## GIVEN REQUEST
Send back the records in full, character for character.

## SOURCE MATERIAL
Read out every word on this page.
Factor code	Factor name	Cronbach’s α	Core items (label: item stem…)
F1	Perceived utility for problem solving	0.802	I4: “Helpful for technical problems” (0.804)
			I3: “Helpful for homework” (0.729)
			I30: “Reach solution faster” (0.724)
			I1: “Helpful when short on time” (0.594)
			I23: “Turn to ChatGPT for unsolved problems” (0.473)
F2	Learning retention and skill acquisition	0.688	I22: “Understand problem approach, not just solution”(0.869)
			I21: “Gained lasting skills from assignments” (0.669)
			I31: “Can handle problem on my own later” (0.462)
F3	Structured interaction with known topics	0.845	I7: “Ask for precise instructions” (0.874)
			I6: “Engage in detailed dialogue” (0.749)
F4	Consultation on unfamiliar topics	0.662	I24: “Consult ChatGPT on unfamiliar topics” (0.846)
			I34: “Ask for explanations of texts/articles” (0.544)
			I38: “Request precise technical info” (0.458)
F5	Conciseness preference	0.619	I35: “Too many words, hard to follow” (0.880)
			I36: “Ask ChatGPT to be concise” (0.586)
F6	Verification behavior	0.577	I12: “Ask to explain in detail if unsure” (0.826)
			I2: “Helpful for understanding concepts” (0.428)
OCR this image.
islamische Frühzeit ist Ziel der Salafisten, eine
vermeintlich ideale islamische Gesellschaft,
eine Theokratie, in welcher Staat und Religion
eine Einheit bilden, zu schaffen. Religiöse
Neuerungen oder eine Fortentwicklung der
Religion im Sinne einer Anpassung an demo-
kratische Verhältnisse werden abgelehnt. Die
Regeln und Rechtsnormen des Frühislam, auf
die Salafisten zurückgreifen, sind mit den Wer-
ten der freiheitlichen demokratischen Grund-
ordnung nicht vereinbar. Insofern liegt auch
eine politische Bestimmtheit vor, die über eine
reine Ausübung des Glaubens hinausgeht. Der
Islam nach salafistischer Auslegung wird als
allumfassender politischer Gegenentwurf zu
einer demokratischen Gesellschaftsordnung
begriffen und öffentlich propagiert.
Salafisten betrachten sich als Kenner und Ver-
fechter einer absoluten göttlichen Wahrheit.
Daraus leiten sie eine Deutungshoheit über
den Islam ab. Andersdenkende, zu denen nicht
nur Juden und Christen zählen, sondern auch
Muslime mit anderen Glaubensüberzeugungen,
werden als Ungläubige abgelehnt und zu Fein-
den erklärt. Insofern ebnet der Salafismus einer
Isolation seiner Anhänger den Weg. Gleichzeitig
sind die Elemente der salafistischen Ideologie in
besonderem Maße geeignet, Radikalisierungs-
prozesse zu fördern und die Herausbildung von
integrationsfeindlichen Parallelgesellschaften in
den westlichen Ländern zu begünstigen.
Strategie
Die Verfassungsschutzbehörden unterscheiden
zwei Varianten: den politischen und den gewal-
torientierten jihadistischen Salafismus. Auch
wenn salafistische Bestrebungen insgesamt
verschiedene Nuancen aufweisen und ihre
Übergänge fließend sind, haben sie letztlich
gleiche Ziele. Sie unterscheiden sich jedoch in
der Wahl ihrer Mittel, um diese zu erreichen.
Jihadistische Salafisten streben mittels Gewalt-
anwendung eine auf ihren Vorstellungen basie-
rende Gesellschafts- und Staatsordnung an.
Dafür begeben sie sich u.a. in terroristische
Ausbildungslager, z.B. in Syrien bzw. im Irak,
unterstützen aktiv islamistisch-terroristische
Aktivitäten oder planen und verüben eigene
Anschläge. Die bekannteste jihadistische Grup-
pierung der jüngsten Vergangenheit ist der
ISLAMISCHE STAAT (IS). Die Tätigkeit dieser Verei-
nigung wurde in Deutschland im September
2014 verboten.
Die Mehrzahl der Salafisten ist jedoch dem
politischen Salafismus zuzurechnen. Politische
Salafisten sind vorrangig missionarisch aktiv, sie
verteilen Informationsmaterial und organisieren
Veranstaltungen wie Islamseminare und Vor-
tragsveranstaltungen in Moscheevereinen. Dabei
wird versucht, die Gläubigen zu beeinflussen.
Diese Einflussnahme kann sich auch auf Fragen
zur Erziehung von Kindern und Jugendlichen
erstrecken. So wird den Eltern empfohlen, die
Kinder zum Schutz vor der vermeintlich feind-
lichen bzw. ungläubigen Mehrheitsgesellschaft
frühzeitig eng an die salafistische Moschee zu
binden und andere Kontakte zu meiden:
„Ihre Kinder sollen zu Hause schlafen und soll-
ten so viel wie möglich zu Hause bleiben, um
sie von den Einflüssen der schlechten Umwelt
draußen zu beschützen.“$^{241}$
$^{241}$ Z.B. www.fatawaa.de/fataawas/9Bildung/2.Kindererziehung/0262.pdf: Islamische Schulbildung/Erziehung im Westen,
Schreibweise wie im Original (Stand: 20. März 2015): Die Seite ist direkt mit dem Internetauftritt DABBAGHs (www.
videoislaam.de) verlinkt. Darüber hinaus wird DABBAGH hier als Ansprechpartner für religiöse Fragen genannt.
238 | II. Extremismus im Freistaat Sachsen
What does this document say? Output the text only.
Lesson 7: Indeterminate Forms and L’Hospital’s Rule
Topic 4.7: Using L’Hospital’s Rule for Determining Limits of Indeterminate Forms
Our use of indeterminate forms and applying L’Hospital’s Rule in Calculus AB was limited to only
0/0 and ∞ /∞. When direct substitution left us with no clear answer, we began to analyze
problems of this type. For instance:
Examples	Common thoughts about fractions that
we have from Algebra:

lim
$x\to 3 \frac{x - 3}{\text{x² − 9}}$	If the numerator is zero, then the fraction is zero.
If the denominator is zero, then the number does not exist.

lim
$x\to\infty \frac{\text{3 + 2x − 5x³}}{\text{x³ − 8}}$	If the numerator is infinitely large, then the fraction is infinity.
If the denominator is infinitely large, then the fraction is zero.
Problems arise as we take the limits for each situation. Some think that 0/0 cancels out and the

## FINISHED TASK
Read out every word on this page.
Factor code	Factor name	Cronbach’s α	Core items (label: item stem…)
F1	Perceived utility for problem solving	0.802	I4: “Helpful for technical problems” (0.804)
			I3: “Helpful for homework” (0.729)
			I30: “Reach solution faster” (0.724)
			I1: “Helpful when short on time” (0.594)
			I23: “Turn to ChatGPT for unsolved problems” (0.473)
F2	Learning retention and skill acquisition	0.688	I22: “Understand problem approach, not just solution”(0.869)
			I21: “Gained lasting skills from assignments” (0.669)
			I31: “Can handle problem on my own later” (0.462)
F3	Structured interaction with known topics	0.845	I7: “Ask for precise instructions” (0.874)
			I6: “Engage in detailed dialogue” (0.749)
F4	Consultation on unfamiliar topics	0.662	I24: “Consult ChatGPT on unfamiliar topics” (0.846)
			I34: “Ask for explanations of texts/articles” (0.544)
			I38: “Request precise technical info” (0.458)
F5	Conciseness preference	0.619	I35: “Too many words, hard to follow” (0.880)
			I36: “Ask ChatGPT to be concise” (0.586)
F6	Verification behavior	0.577	I12: “Ask to explain in detail if unsure” (0.826)
			I2: “Helpful for understanding concepts” (0.428)
OCR this image.
islamische Frühzeit ist Ziel der Salafisten, eine
vermeintlich ideale islamische Gesellschaft,
eine Theokratie, in welcher Staat und Religion
eine Einheit bilden, zu schaffen. Religiöse
Neuerungen oder eine Fortentwicklung der
Religion im Sinne einer Anpassung an demo-
kratische Verhältnisse werden abgelehnt. Die
Regeln und Rechtsnormen des Frühislam, auf
die Salafisten zurückgreifen, sind mit den Wer-
ten der freiheitlichen demokratischen Grund-
ordnung nicht vereinbar. Insofern liegt auch
eine politische Bestimmtheit vor, die über eine
reine Ausübung des Glaubens hinausgeht. Der
Islam nach salafistischer Auslegung wird als
allumfassender politischer Gegenentwurf zu
einer demokratischen Gesellschaftsordnung
begriffen und öffentlich propagiert.
Salafisten betrachten sich als Kenner und Ver-
fechter einer absoluten göttlichen Wahrheit.
Daraus leiten sie eine Deutungshoheit über
den Islam ab. Andersdenkende, zu denen nicht
nur Juden und Christen zählen, sondern auch
Muslime mit anderen Glaubensüberzeugungen,
werden als Ungläubige abgelehnt und zu Fein-
den erklärt. Insofern ebnet der Salafismus einer
Isolation seiner Anhänger den Weg. Gleichzeitig
sind die Elemente der salafistischen Ideologie in
besonderem Maße geeignet, Radikalisierungs-
prozesse zu fördern und die Herausbildung von
integrationsfeindlichen Parallelgesellschaften in
den westlichen Ländern zu begünstigen.
Strategie
Die Verfassungsschutzbehörden unterscheiden
zwei Varianten: den politischen und den gewal-
torientierten jihadistischen Salafismus. Auch
wenn salafistische Bestrebungen insgesamt
verschiedene Nuancen aufweisen und ihre
Übergänge fließend sind, haben sie letztlich
gleiche Ziele. Sie unterscheiden sich jedoch in
der Wahl ihrer Mittel, um diese zu erreichen.
Jihadistische Salafisten streben mittels Gewalt-
anwendung eine auf ihren Vorstellungen basie-
rende Gesellschafts- und Staatsordnung an.
Dafür begeben sie sich u.a. in terroristische
Ausbildungslager, z.B. in Syrien bzw. im Irak,
unterstützen aktiv islamistisch-terroristische
Aktivitäten oder planen und verüben eigene
Anschläge. Die bekannteste jihadistische Grup-
pierung der jüngsten Vergangenheit ist der
ISLAMISCHE STAAT (IS). Die Tätigkeit dieser Verei-
nigung wurde in Deutschland im September
2014 verboten.
Die Mehrzahl der Salafisten ist jedoch dem
politischen Salafismus zuzurechnen. Politische
Salafisten sind vorrangig missionarisch aktiv, sie
verteilen Informationsmaterial und organisieren
Veranstaltungen wie Islamseminare und Vor-
tragsveranstaltungen in Moscheevereinen. Dabei
wird versucht, die Gläubigen zu beeinflussen.
Diese Einflussnahme kann sich auch auf Fragen
zur Erziehung von Kindern und Jugendlichen
erstrecken. So wird den Eltern empfohlen, die
Kinder zum Schutz vor der vermeintlich feind-
lichen bzw. ungläubigen Mehrheitsgesellschaft
frühzeitig eng an die salafistische Moschee zu
binden und andere Kontakte zu meiden:
„Ihre Kinder sollen zu Hause schlafen und soll-
ten so viel wie möglich zu Hause bleiben, um
sie von den Einflüssen der schlechten Umwelt
draußen zu beschützen.“$^{241}$
$^{241}$ Z.B. www.fatawaa.de/fataawas/9Bildung/2.Kindererziehung/0262.pdf: Islamische Schulbildung/Erziehung im Westen,
Schreibweise wie im Original (Stand: 20. März 2015): Die Seite ist direkt mit dem Internetauftritt DABBAGHs (www.
videoislaam.de) verlinkt. Darüber hinaus wird DABBAGH hier als Ansprechpartner für religiöse Fragen genannt.
238 | II. Extremismus im Freistaat Sachsen
What does this document say? Output the text only.
Lesson 7: Indeterminate Forms and L’Hospital’s Rule
Topic 4.7: Using L’Hospital’s Rule for Determining Limits of Indeterminate Forms
Our use of indeterminate forms and applying L’Hospital’s Rule in Calculus AB was limited to only
0/0 and ∞ /∞. When direct substitution left us with no clear answer, we began to analyze
problems of this type. For instance:
Examples	Common thoughts about fractions that
we have from Algebra:

lim
$x\to 3 \frac{x - 3}{\text{x² − 9}}$	If the numerator is zero, then the fraction is zero.
If the denominator is zero, then the number does not exist.

lim
$x\to\infty \frac{\text{3 + 2x − 5x³}}{\text{x³ − 8}}$	If the numerator is infinitely large, then the fraction is infinity.
If the denominator is infinitely large, then the fraction is zero.
Problems arise as we take the limits for each situation. Some think that 0/0 cancels out and the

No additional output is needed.